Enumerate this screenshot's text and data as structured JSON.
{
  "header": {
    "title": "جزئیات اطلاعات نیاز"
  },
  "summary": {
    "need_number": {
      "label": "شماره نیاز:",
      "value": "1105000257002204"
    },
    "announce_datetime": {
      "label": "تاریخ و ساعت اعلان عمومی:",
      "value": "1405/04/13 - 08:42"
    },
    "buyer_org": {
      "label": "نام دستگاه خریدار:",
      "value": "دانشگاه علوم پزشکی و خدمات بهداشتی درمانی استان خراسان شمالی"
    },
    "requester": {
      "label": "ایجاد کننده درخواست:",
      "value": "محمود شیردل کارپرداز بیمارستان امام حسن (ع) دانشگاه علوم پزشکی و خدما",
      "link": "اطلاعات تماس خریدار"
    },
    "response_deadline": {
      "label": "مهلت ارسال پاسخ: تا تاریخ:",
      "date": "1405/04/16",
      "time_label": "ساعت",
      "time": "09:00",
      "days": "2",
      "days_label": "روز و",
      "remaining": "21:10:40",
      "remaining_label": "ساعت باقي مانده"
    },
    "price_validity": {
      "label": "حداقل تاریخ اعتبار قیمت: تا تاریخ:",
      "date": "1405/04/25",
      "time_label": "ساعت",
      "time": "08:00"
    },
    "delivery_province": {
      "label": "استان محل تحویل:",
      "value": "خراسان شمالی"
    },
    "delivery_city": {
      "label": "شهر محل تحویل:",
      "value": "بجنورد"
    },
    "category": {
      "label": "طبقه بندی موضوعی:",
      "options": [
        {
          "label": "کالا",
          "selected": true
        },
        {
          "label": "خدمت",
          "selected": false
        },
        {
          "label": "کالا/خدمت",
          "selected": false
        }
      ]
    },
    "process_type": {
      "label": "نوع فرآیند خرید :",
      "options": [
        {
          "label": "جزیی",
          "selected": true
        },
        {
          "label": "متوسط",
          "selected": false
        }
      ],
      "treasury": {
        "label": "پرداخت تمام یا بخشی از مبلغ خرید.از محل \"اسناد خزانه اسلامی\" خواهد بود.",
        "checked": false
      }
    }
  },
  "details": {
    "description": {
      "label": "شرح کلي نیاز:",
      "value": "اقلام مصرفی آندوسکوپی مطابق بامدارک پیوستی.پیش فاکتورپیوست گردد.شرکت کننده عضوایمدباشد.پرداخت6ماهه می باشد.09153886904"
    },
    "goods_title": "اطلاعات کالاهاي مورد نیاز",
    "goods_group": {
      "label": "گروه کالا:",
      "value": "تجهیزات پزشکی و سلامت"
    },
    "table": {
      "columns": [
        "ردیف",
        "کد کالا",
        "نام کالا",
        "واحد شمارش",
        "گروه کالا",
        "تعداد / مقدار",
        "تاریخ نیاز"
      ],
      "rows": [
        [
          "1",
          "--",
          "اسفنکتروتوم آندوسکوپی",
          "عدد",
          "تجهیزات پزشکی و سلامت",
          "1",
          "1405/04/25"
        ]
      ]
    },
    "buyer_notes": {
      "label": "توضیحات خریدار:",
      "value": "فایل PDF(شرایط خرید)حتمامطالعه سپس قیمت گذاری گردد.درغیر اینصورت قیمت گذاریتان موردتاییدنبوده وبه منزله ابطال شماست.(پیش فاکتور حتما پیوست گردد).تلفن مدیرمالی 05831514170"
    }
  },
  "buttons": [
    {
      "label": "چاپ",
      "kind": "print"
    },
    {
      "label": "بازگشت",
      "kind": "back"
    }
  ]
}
_ _ _ _ _ _ _
_Task prompt:_ Produce an exact copy of the whole listing.

_Answer to this task:_
Enumerate this screenshot's text and data as structured JSON.
{
  "header": {
    "title": "جزئیات اطلاعات نیاز"
  },
  "summary": {
    "need_number": {
      "label": "شماره نیاز:",
      "value": "1105000257002204"
    },
    "announce_datetime": {
      "label": "تاریخ و ساعت اعلان عمومی:",
      "value": "1405/04/13 - 08:42"
    },
    "buyer_org": {
      "label": "نام دستگاه خریدار:",
      "value": "دانشگاه علوم پزشکی و خدمات بهداشتی درمانی استان خراسان شمالی"
    },
    "requester": {
      "label": "ایجاد کننده درخواست:",
      "value": "محمود شیردل کارپرداز بیمارستان امام حسن (ع) دانشگاه علوم پزشکی و خدما",
      "link": "اطلاعات تماس خریدار"
    },
    "response_deadline": {
      "label": "مهلت ارسال پاسخ: تا تاریخ:",
      "date": "1405/04/16",
      "time_label": "ساعت",
      "time": "09:00",
      "days": "2",
      "days_label": "روز و",
      "remaining": "21:10:40",
      "remaining_label": "ساعت باقي مانده"
    },
    "price_validity": {
      "label": "حداقل تاریخ اعتبار قیمت: تا تاریخ:",
      "date": "1405/04/25",
      "time_label": "ساعت",
      "time": "08:00"
    },
    "delivery_province": {
      "label": "استان محل تحویل:",
      "value": "خراسان شمالی"
    },
    "delivery_city": {
      "label": "شهر محل تحویل:",
      "value": "بجنورد"
    },
    "category": {
      "label": "طبقه بندی موضوعی:",
      "options": [
        {
          "label": "کالا",
          "selected": true
        },
        {
          "label": "خدمت",
          "selected": false
        },
        {
          "label": "کالا/خدمت",
          "selected": false
        }
      ]
    },
    "process_type": {
      "label": "نوع فرآیند خرید :",
      "options": [
        {
          "label": "جزیی",
          "selected": true
        },
        {
          "label": "متوسط",
          "selected": false
        }
      ],
      "treasury": {
        "label": "پرداخت تمام یا بخشی از مبلغ خرید.از محل \"اسناد خزانه اسلامی\" خواهد بود.",
        "checked": false
      }
    }
  },
  "details": {
    "description": {
      "label": "شرح کلي نیاز:",
      "value": "اقلام مصرفی آندوسکوپی مطابق بامدارک پیوستی.پیش فاکتورپیوست گردد.شرکت کننده عضوایمدباشد.پرداخت6ماهه می باشد.09153886904"
    },
    "goods_title": "اطلاعات کالاهاي مورد نیاز",
    "goods_group": {
      "label": "گروه کالا:",
      "value": "تجهیزات پزشکی و سلامت"
    },
    "table": {
      "columns": [
        "ردیف",
        "کد کالا",
        "نام کالا",
        "واحد شمارش",
        "گروه کالا",
        "تعداد / مقدار",
        "تاریخ نیاز"
      ],
      "rows": [
        [
          "1",
          "--",
          "اسفنکتروتوم آندوسکوپی",
          "عدد",
          "تجهیزات پزشکی و سلامت",
          "1",
          "1405/04/25"
        ]
      ]
    },
    "buyer_notes": {
      "label": "توضیحات خریدار:",
      "value": "فایل PDF(شرایط خرید)حتمامطالعه سپس قیمت گذاری گردد.درغیر اینصورت قیمت گذاریتان موردتاییدنبوده وبه منزله ابطال شماست.(پیش فاکتور حتما پیوست گردد).تلفن مدیرمالی 05831514170"
    }
  },
  "buttons": [
    {
      "label": "چاپ",
      "kind": "print"
    },
    {
      "label": "بازگشت",
      "kind": "back"
    }
  ]
}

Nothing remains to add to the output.